* [RECORDS PROVIDED]
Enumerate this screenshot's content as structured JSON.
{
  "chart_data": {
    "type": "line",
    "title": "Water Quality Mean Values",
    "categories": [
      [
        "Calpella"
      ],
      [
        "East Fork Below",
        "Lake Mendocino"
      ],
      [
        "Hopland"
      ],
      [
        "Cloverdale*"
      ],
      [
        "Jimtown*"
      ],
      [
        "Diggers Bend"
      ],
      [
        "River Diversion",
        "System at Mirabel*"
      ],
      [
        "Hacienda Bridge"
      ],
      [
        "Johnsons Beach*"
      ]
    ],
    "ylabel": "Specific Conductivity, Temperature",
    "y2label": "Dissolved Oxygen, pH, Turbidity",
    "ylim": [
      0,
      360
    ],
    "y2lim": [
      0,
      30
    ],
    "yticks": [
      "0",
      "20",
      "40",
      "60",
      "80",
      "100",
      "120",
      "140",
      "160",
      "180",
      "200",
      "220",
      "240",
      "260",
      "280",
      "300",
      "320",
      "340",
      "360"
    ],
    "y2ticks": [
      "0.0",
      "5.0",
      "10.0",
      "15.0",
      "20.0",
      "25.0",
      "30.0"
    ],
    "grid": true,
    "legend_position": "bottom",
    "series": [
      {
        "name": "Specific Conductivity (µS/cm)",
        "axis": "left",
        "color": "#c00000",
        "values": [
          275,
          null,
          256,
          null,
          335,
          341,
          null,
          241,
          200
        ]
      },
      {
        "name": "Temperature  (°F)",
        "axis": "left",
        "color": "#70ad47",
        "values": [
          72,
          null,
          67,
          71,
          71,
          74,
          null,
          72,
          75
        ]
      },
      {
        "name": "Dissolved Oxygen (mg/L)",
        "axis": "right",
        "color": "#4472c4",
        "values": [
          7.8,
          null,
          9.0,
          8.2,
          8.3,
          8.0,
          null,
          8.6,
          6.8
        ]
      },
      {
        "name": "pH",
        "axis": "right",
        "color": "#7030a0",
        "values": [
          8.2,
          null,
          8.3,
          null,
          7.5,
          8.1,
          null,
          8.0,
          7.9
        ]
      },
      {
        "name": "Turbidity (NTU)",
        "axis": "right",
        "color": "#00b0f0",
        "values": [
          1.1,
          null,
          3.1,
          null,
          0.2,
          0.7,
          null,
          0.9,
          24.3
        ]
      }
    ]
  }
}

* [WHAT YOU HAVE TO DO] Your task is to repeat the data exactly, with nothing left out.

* [RESULT FOR THIS EXERCISE]
Enumerate this screenshot's content as structured JSON.
{
  "chart_data": {
    "type": "line",
    "title": "Water Quality Mean Values",
    "categories": [
      [
        "Calpella"
      ],
      [
        "East Fork Below",
        "Lake Mendocino"
      ],
      [
        "Hopland"
      ],
      [
        "Cloverdale*"
      ],
      [
        "Jimtown*"
      ],
      [
        "Diggers Bend"
      ],
      [
        "River Diversion",
        "System at Mirabel*"
      ],
      [
        "Hacienda Bridge"
      ],
      [
        "Johnsons Beach*"
      ]
    ],
    "ylabel": "Specific Conductivity, Temperature",
    "y2label": "Dissolved Oxygen, pH, Turbidity",
    "ylim": [
      0,
      360
    ],
    "y2lim": [
      0,
      30
    ],
    "yticks": [
      "0",
      "20",
      "40",
      "60",
      "80",
      "100",
      "120",
      "140",
      "160",
      "180",
      "200",
      "220",
      "240",
      "260",
      "280",
      "300",
      "320",
      "340",
      "360"
    ],
    "y2ticks": [
      "0.0",
      "5.0",
      "10.0",
      "15.0",
      "20.0",
      "25.0",
      "30.0"
    ],
    "grid": true,
    "legend_position": "bottom",
    "series": [
      {
        "name": "Specific Conductivity (µS/cm)",
        "axis": "left",
        "color": "#c00000",
        "values": [
          275,
          null,
          256,
          null,
          335,
          341,
          null,
          241,
          200
        ]
      },
      {
        "name": "Temperature  (°F)",
        "axis": "left",
        "color": "#70ad47",
        "values": [
          72,
          null,
          67,
          71,
          71,
          74,
          null,
          72,
          75
        ]
      },
      {
        "name": "Dissolved Oxygen (mg/L)",
        "axis": "right",
        "color": "#4472c4",
        "values": [
          7.8,
          null,
          9.0,
          8.2,
          8.3,
          8.0,
          null,
          8.6,
          6.8
        ]
      },
      {
        "name": "pH",
        "axis": "right",
        "color": "#7030a0",
        "values": [
          8.2,
          null,
          8.3,
          null,
          7.5,
          8.1,
          null,
          8.0,
          7.9
        ]
      },
      {
        "name": "Turbidity (NTU)",
        "axis": "right",
        "color": "#00b0f0",
        "values": [
          1.1,
          null,
          3.1,
          null,
          0.2,
          0.7,
          null,
          0.9,
          24.3
        ]
      }
    ]
  }
}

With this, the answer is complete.